>>>

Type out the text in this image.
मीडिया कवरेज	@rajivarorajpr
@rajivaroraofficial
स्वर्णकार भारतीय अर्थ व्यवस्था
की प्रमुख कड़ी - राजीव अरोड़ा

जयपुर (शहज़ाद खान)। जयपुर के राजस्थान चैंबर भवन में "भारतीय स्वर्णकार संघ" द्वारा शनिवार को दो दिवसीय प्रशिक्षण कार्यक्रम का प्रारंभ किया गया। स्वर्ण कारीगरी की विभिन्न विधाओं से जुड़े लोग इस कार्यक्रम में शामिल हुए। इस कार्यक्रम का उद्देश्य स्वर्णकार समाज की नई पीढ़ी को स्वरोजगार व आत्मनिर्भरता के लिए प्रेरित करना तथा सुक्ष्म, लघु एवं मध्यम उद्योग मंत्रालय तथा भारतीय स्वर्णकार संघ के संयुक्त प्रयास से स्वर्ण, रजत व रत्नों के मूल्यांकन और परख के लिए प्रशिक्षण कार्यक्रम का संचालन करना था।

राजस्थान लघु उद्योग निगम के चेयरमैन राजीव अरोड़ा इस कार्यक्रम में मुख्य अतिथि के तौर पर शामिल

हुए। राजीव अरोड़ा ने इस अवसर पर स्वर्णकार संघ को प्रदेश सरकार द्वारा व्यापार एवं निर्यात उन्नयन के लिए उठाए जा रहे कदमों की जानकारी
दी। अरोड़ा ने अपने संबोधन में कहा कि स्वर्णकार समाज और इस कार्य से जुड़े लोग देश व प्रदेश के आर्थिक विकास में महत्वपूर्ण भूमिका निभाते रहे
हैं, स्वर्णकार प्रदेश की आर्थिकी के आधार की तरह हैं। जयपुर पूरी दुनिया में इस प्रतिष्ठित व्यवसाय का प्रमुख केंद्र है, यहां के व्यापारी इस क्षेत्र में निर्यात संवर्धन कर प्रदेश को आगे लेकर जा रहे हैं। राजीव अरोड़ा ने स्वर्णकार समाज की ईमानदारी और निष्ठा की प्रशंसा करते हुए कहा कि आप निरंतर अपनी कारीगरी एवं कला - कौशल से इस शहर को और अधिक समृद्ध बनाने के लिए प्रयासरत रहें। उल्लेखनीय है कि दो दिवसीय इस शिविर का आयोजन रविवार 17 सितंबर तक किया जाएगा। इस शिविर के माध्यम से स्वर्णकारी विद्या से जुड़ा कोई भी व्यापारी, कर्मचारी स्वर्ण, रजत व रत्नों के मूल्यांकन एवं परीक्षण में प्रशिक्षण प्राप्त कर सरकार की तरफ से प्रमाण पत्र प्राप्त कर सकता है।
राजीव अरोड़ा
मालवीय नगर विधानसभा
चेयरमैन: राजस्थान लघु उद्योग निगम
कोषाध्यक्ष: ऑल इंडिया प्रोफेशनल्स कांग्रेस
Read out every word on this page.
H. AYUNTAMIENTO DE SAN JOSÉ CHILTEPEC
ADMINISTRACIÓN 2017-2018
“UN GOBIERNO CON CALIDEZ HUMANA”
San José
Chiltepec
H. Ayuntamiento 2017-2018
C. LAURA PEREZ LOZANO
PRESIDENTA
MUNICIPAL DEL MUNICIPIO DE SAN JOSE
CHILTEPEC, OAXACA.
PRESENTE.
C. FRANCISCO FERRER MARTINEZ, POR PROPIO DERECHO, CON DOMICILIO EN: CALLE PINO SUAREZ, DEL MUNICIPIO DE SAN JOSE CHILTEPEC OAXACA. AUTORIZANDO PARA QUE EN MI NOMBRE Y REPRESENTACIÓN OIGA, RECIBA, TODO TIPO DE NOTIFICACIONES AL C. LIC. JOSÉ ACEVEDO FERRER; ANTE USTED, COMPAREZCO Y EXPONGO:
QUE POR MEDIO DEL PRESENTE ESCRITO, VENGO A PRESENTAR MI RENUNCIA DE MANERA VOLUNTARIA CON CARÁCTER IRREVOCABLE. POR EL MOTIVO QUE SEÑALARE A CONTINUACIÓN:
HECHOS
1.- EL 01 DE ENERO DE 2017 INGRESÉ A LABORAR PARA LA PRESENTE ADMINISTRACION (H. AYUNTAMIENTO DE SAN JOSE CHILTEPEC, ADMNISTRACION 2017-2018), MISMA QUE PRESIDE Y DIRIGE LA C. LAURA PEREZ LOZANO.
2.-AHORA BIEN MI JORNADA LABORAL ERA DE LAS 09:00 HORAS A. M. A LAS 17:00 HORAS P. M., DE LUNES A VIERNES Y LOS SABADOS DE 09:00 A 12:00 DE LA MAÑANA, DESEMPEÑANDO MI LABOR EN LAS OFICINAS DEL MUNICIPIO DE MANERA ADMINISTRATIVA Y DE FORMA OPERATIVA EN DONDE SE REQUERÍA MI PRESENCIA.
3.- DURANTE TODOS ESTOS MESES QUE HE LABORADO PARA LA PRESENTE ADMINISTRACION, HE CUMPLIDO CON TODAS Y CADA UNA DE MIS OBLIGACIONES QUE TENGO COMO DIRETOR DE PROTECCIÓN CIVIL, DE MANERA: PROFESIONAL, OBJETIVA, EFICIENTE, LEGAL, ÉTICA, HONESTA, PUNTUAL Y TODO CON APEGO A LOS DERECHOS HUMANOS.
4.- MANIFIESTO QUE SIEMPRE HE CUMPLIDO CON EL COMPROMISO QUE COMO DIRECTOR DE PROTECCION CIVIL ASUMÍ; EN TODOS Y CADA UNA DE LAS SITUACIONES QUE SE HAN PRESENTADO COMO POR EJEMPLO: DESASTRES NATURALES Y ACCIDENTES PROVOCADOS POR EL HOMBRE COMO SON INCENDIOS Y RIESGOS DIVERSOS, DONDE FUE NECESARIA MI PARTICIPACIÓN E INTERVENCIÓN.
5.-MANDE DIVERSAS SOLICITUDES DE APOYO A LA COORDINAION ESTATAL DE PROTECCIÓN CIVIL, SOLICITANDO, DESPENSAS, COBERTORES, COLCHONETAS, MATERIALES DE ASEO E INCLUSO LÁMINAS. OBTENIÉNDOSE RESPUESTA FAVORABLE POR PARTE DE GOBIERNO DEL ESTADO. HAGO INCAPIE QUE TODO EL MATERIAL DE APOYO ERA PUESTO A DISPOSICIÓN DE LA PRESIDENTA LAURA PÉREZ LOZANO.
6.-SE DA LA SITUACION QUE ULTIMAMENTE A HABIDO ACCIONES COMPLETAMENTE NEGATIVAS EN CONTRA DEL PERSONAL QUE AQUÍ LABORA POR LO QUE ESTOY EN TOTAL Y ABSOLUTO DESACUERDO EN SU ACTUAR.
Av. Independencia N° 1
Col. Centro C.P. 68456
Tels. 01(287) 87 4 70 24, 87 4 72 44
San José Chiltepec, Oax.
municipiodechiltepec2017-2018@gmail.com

<<<

Stated goal — Output each entry precisely as given.

Result of the task —
Type out the text in this image.
मीडिया कवरेज	@rajivarorajpr
@rajivaroraofficial
स्वर्णकार भारतीय अर्थ व्यवस्था
की प्रमुख कड़ी - राजीव अरोड़ा

जयपुर (शहज़ाद खान)। जयपुर के राजस्थान चैंबर भवन में "भारतीय स्वर्णकार संघ" द्वारा शनिवार को दो दिवसीय प्रशिक्षण कार्यक्रम का प्रारंभ किया गया। स्वर्ण कारीगरी की विभिन्न विधाओं से जुड़े लोग इस कार्यक्रम में शामिल हुए। इस कार्यक्रम का उद्देश्य स्वर्णकार समाज की नई पीढ़ी को स्वरोजगार व आत्मनिर्भरता के लिए प्रेरित करना तथा सुक्ष्म, लघु एवं मध्यम उद्योग मंत्रालय तथा भारतीय स्वर्णकार संघ के संयुक्त प्रयास से स्वर्ण, रजत व रत्नों के मूल्यांकन और परख के लिए प्रशिक्षण कार्यक्रम का संचालन करना था।

राजस्थान लघु उद्योग निगम के चेयरमैन राजीव अरोड़ा इस कार्यक्रम में मुख्य अतिथि के तौर पर शामिल

हुए। राजीव अरोड़ा ने इस अवसर पर स्वर्णकार संघ को प्रदेश सरकार द्वारा व्यापार एवं निर्यात उन्नयन के लिए उठाए जा रहे कदमों की जानकारी
दी। अरोड़ा ने अपने संबोधन में कहा कि स्वर्णकार समाज और इस कार्य से जुड़े लोग देश व प्रदेश के आर्थिक विकास में महत्वपूर्ण भूमिका निभाते रहे
हैं, स्वर्णकार प्रदेश की आर्थिकी के आधार की तरह हैं। जयपुर पूरी दुनिया में इस प्रतिष्ठित व्यवसाय का प्रमुख केंद्र है, यहां के व्यापारी इस क्षेत्र में निर्यात संवर्धन कर प्रदेश को आगे लेकर जा रहे हैं। राजीव अरोड़ा ने स्वर्णकार समाज की ईमानदारी और निष्ठा की प्रशंसा करते हुए कहा कि आप निरंतर अपनी कारीगरी एवं कला - कौशल से इस शहर को और अधिक समृद्ध बनाने के लिए प्रयासरत रहें। उल्लेखनीय है कि दो दिवसीय इस शिविर का आयोजन रविवार 17 सितंबर तक किया जाएगा। इस शिविर के माध्यम से स्वर्णकारी विद्या से जुड़ा कोई भी व्यापारी, कर्मचारी स्वर्ण, रजत व रत्नों के मूल्यांकन एवं परीक्षण में प्रशिक्षण प्राप्त कर सरकार की तरफ से प्रमाण पत्र प्राप्त कर सकता है।
राजीव अरोड़ा
मालवीय नगर विधानसभा
चेयरमैन: राजस्थान लघु उद्योग निगम
कोषाध्यक्ष: ऑल इंडिया प्रोफेशनल्स कांग्रेस
Read out every word on this page.
H. AYUNTAMIENTO DE SAN JOSÉ CHILTEPEC
ADMINISTRACIÓN 2017-2018
“UN GOBIERNO CON CALIDEZ HUMANA”
San José
Chiltepec
H. Ayuntamiento 2017-2018
C. LAURA PEREZ LOZANO
PRESIDENTA
MUNICIPAL DEL MUNICIPIO DE SAN JOSE
CHILTEPEC, OAXACA.
PRESENTE.
C. FRANCISCO FERRER MARTINEZ, POR PROPIO DERECHO, CON DOMICILIO EN: CALLE PINO SUAREZ, DEL MUNICIPIO DE SAN JOSE CHILTEPEC OAXACA. AUTORIZANDO PARA QUE EN MI NOMBRE Y REPRESENTACIÓN OIGA, RECIBA, TODO TIPO DE NOTIFICACIONES AL C. LIC. JOSÉ ACEVEDO FERRER; ANTE USTED, COMPAREZCO Y EXPONGO:
QUE POR MEDIO DEL PRESENTE ESCRITO, VENGO A PRESENTAR MI RENUNCIA DE MANERA VOLUNTARIA CON CARÁCTER IRREVOCABLE. POR EL MOTIVO QUE SEÑALARE A CONTINUACIÓN:
HECHOS
1.- EL 01 DE ENERO DE 2017 INGRESÉ A LABORAR PARA LA PRESENTE ADMINISTRACION (H. AYUNTAMIENTO DE SAN JOSE CHILTEPEC, ADMNISTRACION 2017-2018), MISMA QUE PRESIDE Y DIRIGE LA C. LAURA PEREZ LOZANO.
2.-AHORA BIEN MI JORNADA LABORAL ERA DE LAS 09:00 HORAS A. M. A LAS 17:00 HORAS P. M., DE LUNES A VIERNES Y LOS SABADOS DE 09:00 A 12:00 DE LA MAÑANA, DESEMPEÑANDO MI LABOR EN LAS OFICINAS DEL MUNICIPIO DE MANERA ADMINISTRATIVA Y DE FORMA OPERATIVA EN DONDE SE REQUERÍA MI PRESENCIA.
3.- DURANTE TODOS ESTOS MESES QUE HE LABORADO PARA LA PRESENTE ADMINISTRACION, HE CUMPLIDO CON TODAS Y CADA UNA DE MIS OBLIGACIONES QUE TENGO COMO DIRETOR DE PROTECCIÓN CIVIL, DE MANERA: PROFESIONAL, OBJETIVA, EFICIENTE, LEGAL, ÉTICA, HONESTA, PUNTUAL Y TODO CON APEGO A LOS DERECHOS HUMANOS.
4.- MANIFIESTO QUE SIEMPRE HE CUMPLIDO CON EL COMPROMISO QUE COMO DIRECTOR DE PROTECCION CIVIL ASUMÍ; EN TODOS Y CADA UNA DE LAS SITUACIONES QUE SE HAN PRESENTADO COMO POR EJEMPLO: DESASTRES NATURALES Y ACCIDENTES PROVOCADOS POR EL HOMBRE COMO SON INCENDIOS Y RIESGOS DIVERSOS, DONDE FUE NECESARIA MI PARTICIPACIÓN E INTERVENCIÓN.
5.-MANDE DIVERSAS SOLICITUDES DE APOYO A LA COORDINAION ESTATAL DE PROTECCIÓN CIVIL, SOLICITANDO, DESPENSAS, COBERTORES, COLCHONETAS, MATERIALES DE ASEO E INCLUSO LÁMINAS. OBTENIÉNDOSE RESPUESTA FAVORABLE POR PARTE DE GOBIERNO DEL ESTADO. HAGO INCAPIE QUE TODO EL MATERIAL DE APOYO ERA PUESTO A DISPOSICIÓN DE LA PRESIDENTA LAURA PÉREZ LOZANO.
6.-SE DA LA SITUACION QUE ULTIMAMENTE A HABIDO ACCIONES COMPLETAMENTE NEGATIVAS EN CONTRA DEL PERSONAL QUE AQUÍ LABORA POR LO QUE ESTOY EN TOTAL Y ABSOLUTO DESACUERDO EN SU ACTUAR.
Av. Independencia N° 1
Col. Centro C.P. 68456
Tels. 01(287) 87 4 70 24, 87 4 72 44
San José Chiltepec, Oax.
municipiodechiltepec2017-2018@gmail.com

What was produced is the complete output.